- _Your task_
Repeat each line exactly as it is written.

- _Entries provided_
* * * * * * *
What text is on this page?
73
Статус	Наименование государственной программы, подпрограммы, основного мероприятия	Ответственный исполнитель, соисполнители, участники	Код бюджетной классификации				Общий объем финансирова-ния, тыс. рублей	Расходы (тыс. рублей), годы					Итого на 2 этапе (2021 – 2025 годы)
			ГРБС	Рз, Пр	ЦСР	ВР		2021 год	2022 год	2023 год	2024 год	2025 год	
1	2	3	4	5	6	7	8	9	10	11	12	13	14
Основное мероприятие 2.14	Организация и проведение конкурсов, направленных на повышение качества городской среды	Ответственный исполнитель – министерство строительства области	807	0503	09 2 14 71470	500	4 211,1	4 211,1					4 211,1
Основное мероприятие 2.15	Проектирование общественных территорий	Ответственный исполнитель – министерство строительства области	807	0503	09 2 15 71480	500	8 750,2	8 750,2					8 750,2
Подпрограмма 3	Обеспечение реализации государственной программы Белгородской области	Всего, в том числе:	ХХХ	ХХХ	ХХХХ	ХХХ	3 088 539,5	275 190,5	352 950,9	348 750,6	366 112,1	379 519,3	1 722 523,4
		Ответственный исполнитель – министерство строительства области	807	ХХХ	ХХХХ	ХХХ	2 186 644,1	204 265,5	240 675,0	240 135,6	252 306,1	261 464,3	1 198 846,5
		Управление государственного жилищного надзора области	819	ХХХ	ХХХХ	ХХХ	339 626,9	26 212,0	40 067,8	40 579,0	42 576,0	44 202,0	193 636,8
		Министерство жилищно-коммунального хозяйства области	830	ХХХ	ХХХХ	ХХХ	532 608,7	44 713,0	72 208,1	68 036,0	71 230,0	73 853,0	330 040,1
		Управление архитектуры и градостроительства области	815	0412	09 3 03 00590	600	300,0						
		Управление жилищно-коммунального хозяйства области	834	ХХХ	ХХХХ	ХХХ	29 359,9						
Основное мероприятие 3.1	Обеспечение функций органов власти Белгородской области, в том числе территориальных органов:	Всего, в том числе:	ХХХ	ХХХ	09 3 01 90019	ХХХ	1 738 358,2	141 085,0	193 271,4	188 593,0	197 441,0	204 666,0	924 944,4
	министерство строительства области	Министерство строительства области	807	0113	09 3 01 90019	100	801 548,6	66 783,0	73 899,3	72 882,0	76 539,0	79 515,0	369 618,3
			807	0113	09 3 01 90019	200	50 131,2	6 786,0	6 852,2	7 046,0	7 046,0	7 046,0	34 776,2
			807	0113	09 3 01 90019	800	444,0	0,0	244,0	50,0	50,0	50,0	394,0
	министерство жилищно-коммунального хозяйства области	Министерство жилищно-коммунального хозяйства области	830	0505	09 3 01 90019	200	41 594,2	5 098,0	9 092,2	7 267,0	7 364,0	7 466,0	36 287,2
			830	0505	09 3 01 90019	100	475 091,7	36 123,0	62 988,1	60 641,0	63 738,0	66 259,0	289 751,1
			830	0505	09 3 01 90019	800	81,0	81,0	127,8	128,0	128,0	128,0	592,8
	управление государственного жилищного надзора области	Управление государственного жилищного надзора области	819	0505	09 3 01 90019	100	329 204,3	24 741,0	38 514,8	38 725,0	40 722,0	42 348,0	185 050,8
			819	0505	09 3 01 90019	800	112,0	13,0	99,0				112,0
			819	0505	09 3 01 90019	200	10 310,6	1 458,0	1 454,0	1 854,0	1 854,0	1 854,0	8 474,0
* * * * * * *
- _Solution to the problem_
What text is on this page?
73
Статус	Наименование государственной программы, подпрограммы, основного мероприятия	Ответственный исполнитель, соисполнители, участники	Код бюджетной классификации				Общий объем финансирова-ния, тыс. рублей	Расходы (тыс. рублей), годы					Итого на 2 этапе (2021 – 2025 годы)
			ГРБС	Рз, Пр	ЦСР	ВР		2021 год	2022 год	2023 год	2024 год	2025 год	
1	2	3	4	5	6	7	8	9	10	11	12	13	14
Основное мероприятие 2.14	Организация и проведение конкурсов, направленных на повышение качества городской среды	Ответственный исполнитель – министерство строительства области	807	0503	09 2 14 71470	500	4 211,1	4 211,1					4 211,1
Основное мероприятие 2.15	Проектирование общественных территорий	Ответственный исполнитель – министерство строительства области	807	0503	09 2 15 71480	500	8 750,2	8 750,2					8 750,2
Подпрограмма 3	Обеспечение реализации государственной программы Белгородской области	Всего, в том числе:	ХХХ	ХХХ	ХХХХ	ХХХ	3 088 539,5	275 190,5	352 950,9	348 750,6	366 112,1	379 519,3	1 722 523,4
		Ответственный исполнитель – министерство строительства области	807	ХХХ	ХХХХ	ХХХ	2 186 644,1	204 265,5	240 675,0	240 135,6	252 306,1	261 464,3	1 198 846,5
		Управление государственного жилищного надзора области	819	ХХХ	ХХХХ	ХХХ	339 626,9	26 212,0	40 067,8	40 579,0	42 576,0	44 202,0	193 636,8
		Министерство жилищно-коммунального хозяйства области	830	ХХХ	ХХХХ	ХХХ	532 608,7	44 713,0	72 208,1	68 036,0	71 230,0	73 853,0	330 040,1
		Управление архитектуры и градостроительства области	815	0412	09 3 03 00590	600	300,0						
		Управление жилищно-коммунального хозяйства области	834	ХХХ	ХХХХ	ХХХ	29 359,9						
Основное мероприятие 3.1	Обеспечение функций органов власти Белгородской области, в том числе территориальных органов:	Всего, в том числе:	ХХХ	ХХХ	09 3 01 90019	ХХХ	1 738 358,2	141 085,0	193 271,4	188 593,0	197 441,0	204 666,0	924 944,4
	министерство строительства области	Министерство строительства области	807	0113	09 3 01 90019	100	801 548,6	66 783,0	73 899,3	72 882,0	76 539,0	79 515,0	369 618,3
			807	0113	09 3 01 90019	200	50 131,2	6 786,0	6 852,2	7 046,0	7 046,0	7 046,0	34 776,2
			807	0113	09 3 01 90019	800	444,0	0,0	244,0	50,0	50,0	50,0	394,0
	министерство жилищно-коммунального хозяйства области	Министерство жилищно-коммунального хозяйства области	830	0505	09 3 01 90019	200	41 594,2	5 098,0	9 092,2	7 267,0	7 364,0	7 466,0	36 287,2
			830	0505	09 3 01 90019	100	475 091,7	36 123,0	62 988,1	60 641,0	63 738,0	66 259,0	289 751,1
			830	0505	09 3 01 90019	800	81,0	81,0	127,8	128,0	128,0	128,0	592,8
	управление государственного жилищного надзора области	Управление государственного жилищного надзора области	819	0505	09 3 01 90019	100	329 204,3	24 741,0	38 514,8	38 725,0	40 722,0	42 348,0	185 050,8
			819	0505	09 3 01 90019	800	112,0	13,0	99,0				112,0
			819	0505	09 3 01 90019	200	10 310,6	1 458,0	1 454,0	1 854,0	1 854,0	1 854,0	8 474,0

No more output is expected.